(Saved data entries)
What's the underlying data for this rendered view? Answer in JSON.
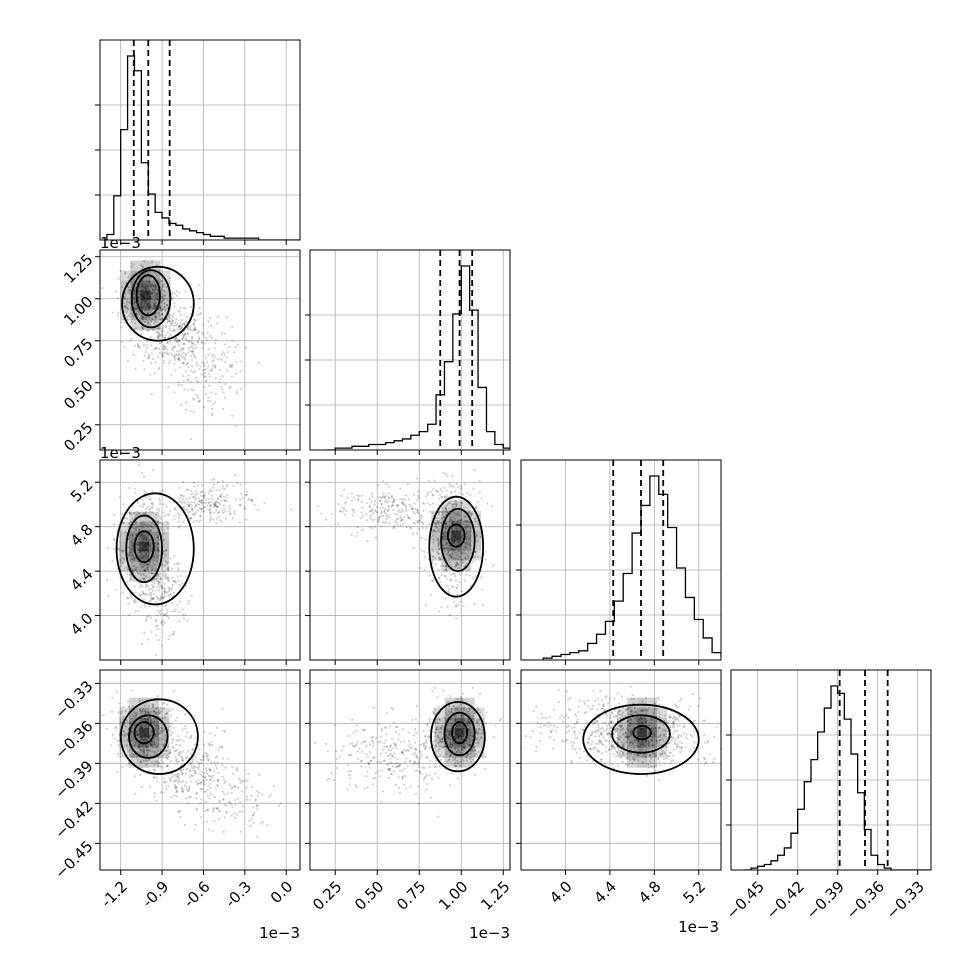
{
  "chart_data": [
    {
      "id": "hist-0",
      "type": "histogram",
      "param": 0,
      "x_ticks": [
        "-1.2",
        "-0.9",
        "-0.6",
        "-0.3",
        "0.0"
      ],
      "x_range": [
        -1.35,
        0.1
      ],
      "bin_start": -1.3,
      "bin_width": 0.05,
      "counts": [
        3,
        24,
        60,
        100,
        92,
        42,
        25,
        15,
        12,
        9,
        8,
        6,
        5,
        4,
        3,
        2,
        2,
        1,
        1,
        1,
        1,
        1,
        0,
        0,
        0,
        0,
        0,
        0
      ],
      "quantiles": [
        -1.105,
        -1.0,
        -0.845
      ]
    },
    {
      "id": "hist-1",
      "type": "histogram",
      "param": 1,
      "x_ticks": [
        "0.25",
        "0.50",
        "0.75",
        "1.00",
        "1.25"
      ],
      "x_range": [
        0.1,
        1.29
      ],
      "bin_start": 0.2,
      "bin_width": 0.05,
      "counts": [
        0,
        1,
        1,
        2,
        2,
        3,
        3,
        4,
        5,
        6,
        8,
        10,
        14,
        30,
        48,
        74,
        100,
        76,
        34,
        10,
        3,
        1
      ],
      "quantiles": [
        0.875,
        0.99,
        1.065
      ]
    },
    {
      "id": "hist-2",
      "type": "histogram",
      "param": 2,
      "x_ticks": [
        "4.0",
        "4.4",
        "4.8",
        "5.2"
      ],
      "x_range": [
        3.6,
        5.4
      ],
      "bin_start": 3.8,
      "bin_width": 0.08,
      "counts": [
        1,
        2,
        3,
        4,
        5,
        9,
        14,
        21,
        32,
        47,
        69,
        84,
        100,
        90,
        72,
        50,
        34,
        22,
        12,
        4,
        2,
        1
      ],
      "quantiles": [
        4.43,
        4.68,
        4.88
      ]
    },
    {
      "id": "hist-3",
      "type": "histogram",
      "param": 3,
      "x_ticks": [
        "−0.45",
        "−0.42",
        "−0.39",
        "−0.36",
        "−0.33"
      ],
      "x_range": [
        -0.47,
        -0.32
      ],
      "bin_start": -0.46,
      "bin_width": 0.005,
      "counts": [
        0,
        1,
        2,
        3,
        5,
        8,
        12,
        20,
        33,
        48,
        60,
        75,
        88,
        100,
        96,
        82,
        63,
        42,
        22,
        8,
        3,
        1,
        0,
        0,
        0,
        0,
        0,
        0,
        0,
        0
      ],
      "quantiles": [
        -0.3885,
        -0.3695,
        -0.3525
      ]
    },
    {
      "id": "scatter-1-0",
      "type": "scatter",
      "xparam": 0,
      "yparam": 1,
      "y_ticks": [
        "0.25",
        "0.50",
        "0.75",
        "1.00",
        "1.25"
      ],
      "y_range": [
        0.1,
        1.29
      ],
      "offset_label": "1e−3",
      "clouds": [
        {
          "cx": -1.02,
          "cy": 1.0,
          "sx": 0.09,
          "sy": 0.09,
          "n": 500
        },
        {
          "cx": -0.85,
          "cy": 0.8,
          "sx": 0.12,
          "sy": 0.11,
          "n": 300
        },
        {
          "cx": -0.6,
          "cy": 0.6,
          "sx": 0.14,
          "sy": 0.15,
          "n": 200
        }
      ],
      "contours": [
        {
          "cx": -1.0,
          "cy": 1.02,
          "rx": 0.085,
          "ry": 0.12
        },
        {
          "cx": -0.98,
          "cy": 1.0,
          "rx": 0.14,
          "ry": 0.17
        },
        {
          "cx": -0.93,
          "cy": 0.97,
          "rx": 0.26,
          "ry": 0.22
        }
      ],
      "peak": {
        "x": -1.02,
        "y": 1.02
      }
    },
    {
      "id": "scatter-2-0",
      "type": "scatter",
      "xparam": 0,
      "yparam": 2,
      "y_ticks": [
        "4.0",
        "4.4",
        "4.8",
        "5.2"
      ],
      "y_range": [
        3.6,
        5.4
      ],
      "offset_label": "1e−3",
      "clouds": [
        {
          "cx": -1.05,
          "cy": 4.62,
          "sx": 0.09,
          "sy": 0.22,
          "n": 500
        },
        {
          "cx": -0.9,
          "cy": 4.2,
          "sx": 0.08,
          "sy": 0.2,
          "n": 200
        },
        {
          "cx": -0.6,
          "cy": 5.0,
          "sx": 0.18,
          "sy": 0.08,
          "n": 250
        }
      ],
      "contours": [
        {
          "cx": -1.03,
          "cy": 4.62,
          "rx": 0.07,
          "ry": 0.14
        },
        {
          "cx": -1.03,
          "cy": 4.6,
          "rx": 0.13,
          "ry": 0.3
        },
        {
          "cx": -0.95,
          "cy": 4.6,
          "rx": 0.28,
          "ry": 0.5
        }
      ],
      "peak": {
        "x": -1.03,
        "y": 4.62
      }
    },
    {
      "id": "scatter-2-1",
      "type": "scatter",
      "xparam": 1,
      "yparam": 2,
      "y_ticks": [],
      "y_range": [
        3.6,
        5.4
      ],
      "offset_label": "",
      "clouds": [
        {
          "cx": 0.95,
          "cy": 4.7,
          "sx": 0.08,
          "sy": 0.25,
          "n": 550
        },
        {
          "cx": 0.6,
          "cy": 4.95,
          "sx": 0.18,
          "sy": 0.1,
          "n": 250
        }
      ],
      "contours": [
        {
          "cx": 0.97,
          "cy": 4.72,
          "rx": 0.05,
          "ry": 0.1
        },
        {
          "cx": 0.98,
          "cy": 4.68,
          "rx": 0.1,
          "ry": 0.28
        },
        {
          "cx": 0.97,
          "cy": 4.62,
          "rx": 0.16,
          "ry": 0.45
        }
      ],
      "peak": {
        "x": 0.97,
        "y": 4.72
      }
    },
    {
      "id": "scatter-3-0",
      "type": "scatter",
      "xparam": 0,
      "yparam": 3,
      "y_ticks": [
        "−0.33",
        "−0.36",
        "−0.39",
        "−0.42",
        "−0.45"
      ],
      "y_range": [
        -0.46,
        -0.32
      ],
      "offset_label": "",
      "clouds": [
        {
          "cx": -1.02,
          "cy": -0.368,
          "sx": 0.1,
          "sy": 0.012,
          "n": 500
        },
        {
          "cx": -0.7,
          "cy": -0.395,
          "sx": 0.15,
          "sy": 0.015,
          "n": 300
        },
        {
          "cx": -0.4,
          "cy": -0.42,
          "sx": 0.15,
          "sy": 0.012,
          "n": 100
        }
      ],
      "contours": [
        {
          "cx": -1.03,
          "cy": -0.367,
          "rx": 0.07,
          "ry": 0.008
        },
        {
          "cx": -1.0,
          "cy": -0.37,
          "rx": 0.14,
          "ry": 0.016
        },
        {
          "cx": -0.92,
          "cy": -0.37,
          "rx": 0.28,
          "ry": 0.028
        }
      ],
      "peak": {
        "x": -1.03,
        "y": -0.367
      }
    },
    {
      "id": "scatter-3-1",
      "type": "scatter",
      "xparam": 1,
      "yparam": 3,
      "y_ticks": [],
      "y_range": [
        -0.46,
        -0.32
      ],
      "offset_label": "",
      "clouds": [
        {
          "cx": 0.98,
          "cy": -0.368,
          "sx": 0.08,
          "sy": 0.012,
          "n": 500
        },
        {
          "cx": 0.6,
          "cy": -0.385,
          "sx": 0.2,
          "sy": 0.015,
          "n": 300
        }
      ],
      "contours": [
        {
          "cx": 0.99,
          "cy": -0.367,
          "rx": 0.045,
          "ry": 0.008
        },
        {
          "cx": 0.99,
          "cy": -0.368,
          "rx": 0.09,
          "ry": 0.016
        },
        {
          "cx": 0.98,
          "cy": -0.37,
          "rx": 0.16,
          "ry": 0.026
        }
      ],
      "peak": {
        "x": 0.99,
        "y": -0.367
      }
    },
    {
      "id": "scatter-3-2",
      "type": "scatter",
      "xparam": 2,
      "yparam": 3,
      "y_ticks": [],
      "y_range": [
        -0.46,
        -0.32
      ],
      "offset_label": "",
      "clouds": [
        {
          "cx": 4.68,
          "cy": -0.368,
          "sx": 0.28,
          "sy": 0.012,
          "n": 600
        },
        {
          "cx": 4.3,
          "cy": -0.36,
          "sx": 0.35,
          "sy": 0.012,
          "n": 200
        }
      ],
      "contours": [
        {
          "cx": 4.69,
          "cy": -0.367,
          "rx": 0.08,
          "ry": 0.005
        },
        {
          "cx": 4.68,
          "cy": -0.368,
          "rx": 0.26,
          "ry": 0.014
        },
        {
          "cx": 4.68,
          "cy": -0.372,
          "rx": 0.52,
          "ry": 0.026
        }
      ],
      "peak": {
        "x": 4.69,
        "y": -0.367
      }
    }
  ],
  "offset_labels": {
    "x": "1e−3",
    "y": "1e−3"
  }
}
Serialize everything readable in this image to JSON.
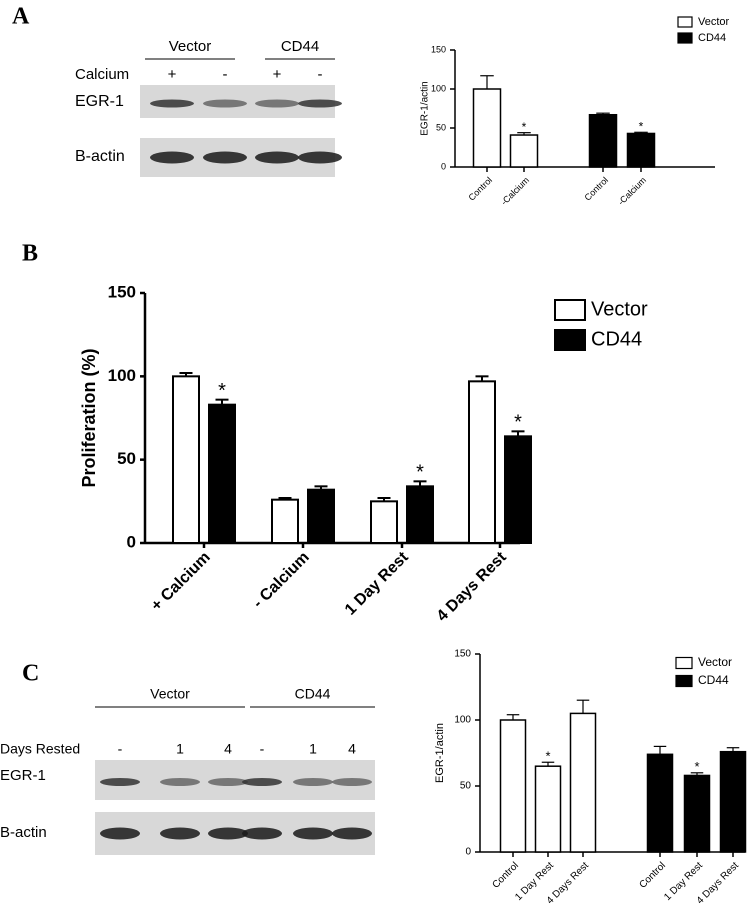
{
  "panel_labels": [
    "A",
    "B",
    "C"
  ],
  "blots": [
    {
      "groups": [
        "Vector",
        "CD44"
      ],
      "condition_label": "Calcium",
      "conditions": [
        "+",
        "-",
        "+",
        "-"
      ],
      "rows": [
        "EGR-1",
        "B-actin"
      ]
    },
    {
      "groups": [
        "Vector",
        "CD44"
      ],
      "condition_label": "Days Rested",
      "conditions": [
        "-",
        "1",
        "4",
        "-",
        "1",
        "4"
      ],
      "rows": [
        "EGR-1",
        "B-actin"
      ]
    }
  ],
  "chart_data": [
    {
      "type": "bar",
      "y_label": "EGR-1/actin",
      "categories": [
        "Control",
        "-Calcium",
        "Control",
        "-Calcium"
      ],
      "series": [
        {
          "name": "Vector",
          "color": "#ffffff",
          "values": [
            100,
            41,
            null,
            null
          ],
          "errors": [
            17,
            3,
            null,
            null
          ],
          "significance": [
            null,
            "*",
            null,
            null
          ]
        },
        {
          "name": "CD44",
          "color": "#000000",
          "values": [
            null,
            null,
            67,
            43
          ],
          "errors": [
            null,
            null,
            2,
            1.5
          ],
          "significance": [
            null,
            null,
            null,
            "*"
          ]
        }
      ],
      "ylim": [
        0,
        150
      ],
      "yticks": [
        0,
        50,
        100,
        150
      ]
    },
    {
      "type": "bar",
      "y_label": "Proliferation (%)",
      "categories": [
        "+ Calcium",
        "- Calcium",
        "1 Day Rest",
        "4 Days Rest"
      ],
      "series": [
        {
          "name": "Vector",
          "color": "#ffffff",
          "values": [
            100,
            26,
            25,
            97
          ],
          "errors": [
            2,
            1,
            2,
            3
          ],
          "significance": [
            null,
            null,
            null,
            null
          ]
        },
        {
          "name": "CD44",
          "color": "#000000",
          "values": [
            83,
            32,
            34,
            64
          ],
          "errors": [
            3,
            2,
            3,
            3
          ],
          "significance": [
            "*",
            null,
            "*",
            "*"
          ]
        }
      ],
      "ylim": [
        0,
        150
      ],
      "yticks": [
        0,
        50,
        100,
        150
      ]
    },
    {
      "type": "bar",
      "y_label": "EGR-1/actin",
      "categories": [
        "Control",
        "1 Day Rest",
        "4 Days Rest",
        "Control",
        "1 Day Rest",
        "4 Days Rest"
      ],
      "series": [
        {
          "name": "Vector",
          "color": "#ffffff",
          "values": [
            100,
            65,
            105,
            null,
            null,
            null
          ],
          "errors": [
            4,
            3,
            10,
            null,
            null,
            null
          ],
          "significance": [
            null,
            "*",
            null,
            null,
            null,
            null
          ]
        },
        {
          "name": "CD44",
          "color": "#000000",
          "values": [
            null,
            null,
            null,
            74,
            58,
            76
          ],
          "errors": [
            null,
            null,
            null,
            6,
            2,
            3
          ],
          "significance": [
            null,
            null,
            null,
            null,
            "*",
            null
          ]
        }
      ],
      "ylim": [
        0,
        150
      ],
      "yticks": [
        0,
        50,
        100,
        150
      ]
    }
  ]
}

PROBLEM TO WORK ON -
Scan the material above for the word "this". Copy each line where it occurs.

SOLUTION -
What's the underlying data for this rendered view? Answer in JSON.
Serialize everything readable in this image to JSON.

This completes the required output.